*** Records for this task Section Begins ***
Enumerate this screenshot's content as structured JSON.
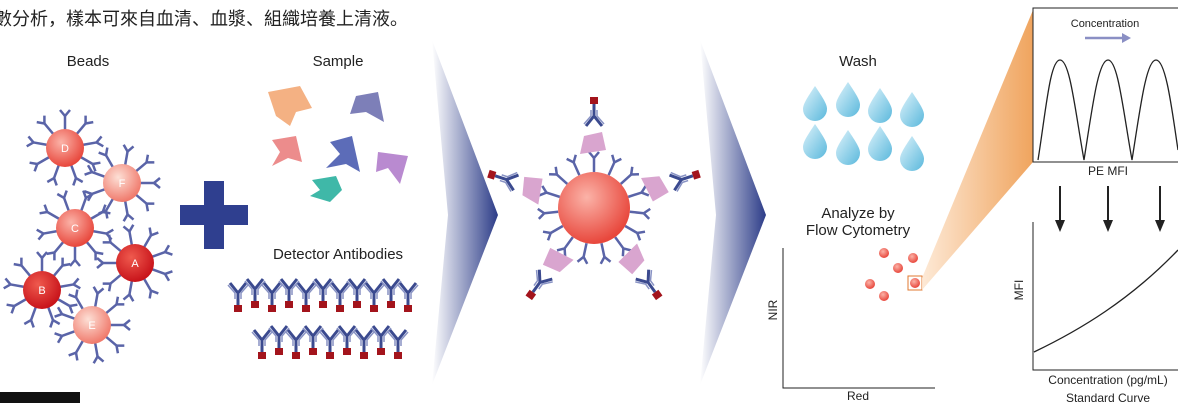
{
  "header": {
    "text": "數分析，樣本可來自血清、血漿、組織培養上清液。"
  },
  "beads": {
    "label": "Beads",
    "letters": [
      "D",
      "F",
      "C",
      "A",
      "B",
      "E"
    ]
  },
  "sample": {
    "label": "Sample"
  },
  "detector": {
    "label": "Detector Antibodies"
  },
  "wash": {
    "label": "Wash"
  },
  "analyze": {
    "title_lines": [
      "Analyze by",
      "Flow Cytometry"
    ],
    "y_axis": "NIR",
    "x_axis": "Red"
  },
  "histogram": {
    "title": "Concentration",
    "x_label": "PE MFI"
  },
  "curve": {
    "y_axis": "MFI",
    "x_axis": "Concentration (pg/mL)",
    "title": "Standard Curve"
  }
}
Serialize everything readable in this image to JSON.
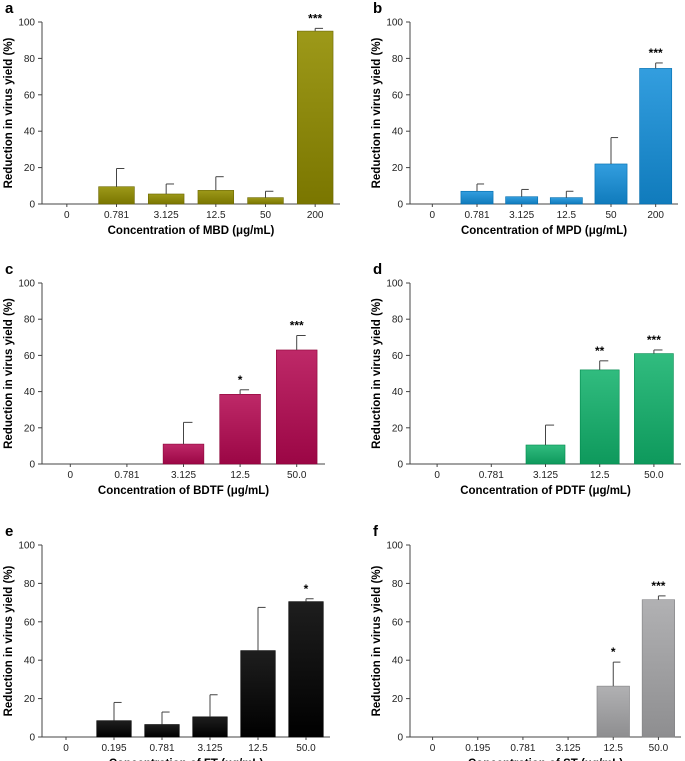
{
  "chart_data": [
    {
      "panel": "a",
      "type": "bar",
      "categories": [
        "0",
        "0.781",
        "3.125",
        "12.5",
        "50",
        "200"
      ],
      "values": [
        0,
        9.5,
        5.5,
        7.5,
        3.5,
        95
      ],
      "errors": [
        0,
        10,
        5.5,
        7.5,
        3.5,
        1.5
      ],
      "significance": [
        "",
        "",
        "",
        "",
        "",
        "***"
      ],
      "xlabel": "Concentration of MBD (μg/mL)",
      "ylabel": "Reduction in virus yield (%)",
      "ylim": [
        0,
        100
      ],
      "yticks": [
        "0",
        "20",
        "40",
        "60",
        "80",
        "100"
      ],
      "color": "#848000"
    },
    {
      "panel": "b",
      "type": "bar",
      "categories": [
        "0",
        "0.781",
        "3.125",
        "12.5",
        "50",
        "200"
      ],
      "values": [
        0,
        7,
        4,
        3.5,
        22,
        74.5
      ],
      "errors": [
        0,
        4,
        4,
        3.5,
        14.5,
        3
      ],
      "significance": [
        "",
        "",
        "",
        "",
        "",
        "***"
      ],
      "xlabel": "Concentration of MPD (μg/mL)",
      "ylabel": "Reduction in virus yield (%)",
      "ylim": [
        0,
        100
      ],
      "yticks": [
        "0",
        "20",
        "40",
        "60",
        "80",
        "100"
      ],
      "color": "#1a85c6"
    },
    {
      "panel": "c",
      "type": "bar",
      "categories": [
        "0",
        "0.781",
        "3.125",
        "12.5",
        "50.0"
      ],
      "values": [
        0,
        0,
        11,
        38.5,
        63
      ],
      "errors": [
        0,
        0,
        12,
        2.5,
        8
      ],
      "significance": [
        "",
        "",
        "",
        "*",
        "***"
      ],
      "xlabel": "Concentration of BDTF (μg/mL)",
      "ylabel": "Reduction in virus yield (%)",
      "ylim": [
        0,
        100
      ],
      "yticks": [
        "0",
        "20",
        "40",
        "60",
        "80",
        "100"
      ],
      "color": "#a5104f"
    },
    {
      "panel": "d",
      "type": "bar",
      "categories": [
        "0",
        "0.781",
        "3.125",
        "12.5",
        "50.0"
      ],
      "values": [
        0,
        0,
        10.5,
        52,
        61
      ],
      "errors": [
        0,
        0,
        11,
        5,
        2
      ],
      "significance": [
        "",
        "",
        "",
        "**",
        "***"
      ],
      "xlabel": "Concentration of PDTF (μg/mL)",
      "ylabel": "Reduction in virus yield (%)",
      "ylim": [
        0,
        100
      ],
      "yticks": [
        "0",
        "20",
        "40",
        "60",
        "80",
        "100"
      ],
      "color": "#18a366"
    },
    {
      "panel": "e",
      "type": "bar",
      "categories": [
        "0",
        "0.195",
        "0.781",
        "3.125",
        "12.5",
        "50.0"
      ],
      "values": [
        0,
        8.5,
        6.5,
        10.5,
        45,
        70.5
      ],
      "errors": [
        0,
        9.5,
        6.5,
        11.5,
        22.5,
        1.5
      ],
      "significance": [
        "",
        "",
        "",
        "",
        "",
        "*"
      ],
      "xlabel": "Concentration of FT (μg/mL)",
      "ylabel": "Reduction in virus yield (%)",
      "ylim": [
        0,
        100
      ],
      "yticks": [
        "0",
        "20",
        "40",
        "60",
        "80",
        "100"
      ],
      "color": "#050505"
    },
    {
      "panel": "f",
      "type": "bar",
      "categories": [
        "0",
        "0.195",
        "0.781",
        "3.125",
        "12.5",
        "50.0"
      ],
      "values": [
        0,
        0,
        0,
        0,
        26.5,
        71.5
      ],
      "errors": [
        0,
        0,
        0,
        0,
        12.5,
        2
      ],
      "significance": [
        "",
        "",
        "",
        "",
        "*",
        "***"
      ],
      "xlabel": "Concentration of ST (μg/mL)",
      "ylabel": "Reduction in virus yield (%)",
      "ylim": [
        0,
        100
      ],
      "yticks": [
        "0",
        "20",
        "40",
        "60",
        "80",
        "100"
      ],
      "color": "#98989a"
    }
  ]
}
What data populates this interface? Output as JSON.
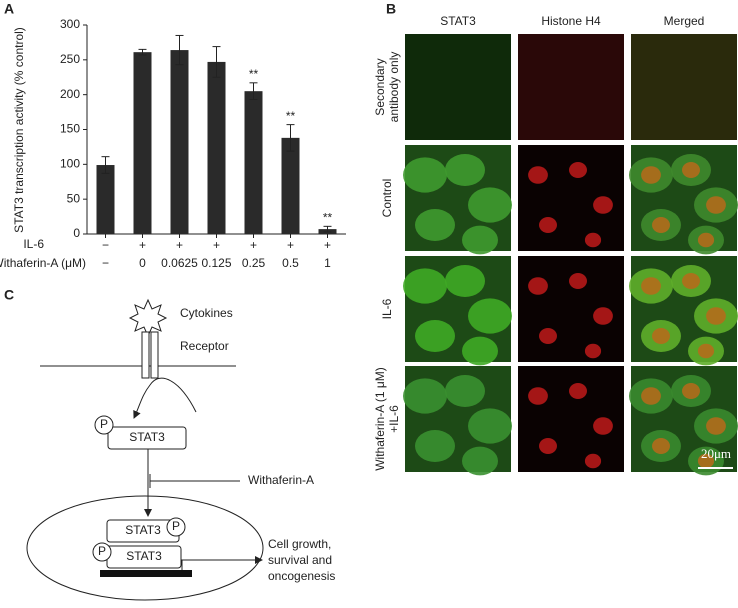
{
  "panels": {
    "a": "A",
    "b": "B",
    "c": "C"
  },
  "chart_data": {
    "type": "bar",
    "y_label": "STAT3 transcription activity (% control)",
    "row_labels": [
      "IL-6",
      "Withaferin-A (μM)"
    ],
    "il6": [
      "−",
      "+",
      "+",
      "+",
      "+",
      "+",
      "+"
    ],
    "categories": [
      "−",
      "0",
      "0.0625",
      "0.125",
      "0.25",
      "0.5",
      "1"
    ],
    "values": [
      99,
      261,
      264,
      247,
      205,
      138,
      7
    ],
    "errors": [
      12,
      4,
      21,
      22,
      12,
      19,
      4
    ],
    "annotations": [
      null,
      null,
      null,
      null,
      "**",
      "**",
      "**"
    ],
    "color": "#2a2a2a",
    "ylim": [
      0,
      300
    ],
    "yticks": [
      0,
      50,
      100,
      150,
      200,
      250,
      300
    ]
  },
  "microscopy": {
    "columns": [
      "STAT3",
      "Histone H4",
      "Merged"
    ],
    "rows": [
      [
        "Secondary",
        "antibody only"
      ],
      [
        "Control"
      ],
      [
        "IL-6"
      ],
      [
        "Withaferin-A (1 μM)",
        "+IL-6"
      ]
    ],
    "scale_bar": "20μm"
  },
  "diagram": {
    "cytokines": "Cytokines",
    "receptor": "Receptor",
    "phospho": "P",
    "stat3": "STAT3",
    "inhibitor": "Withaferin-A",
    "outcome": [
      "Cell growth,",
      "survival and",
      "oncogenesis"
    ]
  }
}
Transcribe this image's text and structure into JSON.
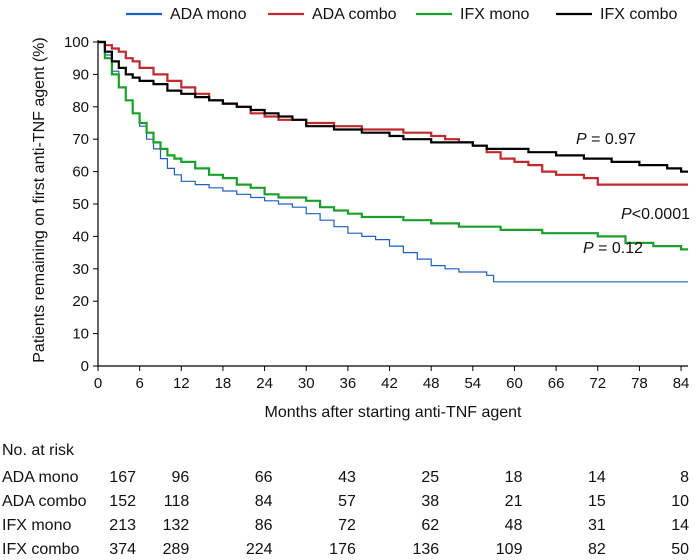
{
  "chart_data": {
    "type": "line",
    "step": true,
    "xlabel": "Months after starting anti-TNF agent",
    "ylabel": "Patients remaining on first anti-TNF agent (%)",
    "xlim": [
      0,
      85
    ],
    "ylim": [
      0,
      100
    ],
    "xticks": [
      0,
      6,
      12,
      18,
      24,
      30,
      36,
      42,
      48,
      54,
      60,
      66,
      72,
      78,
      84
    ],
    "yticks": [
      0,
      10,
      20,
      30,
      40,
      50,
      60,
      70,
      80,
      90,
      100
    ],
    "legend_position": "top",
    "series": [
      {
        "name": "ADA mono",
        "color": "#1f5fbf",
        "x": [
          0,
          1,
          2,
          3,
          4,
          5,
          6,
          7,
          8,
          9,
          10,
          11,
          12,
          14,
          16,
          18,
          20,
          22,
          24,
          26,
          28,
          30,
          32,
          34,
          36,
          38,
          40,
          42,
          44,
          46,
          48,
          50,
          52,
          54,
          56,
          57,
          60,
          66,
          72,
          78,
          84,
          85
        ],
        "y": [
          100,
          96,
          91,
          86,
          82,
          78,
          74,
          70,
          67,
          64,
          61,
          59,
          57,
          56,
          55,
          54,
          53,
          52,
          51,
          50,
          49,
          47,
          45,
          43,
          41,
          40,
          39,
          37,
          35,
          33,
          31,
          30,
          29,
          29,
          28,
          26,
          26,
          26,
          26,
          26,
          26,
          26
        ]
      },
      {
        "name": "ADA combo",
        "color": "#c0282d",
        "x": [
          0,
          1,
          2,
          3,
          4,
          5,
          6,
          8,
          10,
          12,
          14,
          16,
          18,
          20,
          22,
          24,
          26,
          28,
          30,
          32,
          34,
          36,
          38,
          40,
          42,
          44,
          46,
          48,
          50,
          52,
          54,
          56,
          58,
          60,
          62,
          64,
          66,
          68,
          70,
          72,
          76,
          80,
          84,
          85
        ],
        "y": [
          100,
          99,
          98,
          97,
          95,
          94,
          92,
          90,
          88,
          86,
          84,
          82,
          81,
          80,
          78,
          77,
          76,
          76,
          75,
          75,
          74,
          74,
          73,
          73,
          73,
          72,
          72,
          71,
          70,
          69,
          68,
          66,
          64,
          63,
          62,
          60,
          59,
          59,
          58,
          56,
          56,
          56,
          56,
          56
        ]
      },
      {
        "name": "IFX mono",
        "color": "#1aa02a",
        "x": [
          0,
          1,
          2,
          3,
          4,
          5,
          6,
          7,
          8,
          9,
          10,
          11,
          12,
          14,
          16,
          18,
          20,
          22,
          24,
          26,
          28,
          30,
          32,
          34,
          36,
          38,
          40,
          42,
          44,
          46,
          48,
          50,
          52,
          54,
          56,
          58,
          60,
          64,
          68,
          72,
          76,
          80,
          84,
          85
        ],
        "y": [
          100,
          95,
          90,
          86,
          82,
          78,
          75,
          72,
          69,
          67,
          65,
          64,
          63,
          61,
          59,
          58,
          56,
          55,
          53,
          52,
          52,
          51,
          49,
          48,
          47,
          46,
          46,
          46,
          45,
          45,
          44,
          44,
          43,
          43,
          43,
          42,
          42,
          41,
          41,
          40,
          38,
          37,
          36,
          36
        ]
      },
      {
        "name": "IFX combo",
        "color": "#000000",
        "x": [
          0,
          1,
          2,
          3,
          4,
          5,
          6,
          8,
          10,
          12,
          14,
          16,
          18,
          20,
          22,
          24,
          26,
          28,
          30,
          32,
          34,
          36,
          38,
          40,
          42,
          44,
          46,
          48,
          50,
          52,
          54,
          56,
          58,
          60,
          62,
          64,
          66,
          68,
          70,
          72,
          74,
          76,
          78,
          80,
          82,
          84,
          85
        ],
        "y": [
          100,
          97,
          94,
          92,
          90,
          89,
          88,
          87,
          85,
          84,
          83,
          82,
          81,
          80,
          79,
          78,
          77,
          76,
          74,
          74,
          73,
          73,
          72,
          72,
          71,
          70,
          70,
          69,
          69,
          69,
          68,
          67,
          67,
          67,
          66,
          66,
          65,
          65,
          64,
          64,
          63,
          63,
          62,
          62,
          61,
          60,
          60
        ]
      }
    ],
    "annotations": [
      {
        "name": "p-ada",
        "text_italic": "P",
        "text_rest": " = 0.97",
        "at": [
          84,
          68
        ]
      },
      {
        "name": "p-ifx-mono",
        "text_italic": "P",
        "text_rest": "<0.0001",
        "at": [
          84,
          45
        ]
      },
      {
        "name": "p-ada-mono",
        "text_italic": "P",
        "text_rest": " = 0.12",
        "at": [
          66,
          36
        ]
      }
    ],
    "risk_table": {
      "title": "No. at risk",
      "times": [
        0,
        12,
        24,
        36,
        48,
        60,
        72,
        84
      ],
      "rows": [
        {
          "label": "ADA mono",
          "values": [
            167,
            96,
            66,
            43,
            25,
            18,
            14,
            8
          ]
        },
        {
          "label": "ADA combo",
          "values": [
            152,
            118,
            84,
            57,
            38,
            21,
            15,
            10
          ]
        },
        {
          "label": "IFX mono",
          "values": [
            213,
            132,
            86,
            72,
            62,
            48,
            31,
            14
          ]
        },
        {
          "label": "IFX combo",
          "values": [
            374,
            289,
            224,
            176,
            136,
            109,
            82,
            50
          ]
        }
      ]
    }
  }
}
*** Records for this task Section Ends ***
*To do*
A complete answer lists each line of the data that holds the word "xlabel".

*Answer area*
      "xlabel": "Concentration of MBD (μg/mL)",
      "xlabel": "Concentration of MPD (μg/mL)",
      "xlabel": "Concentration of BDTF (μg/mL)",
      "xlabel": "Concentration of PDTF (μg/mL)",
      "xlabel": "Concentration of FT (μg/mL)",
      "xlabel": "Concentration of ST (μg/mL)",
    "xlabel": "Months after starting anti-TNF agent",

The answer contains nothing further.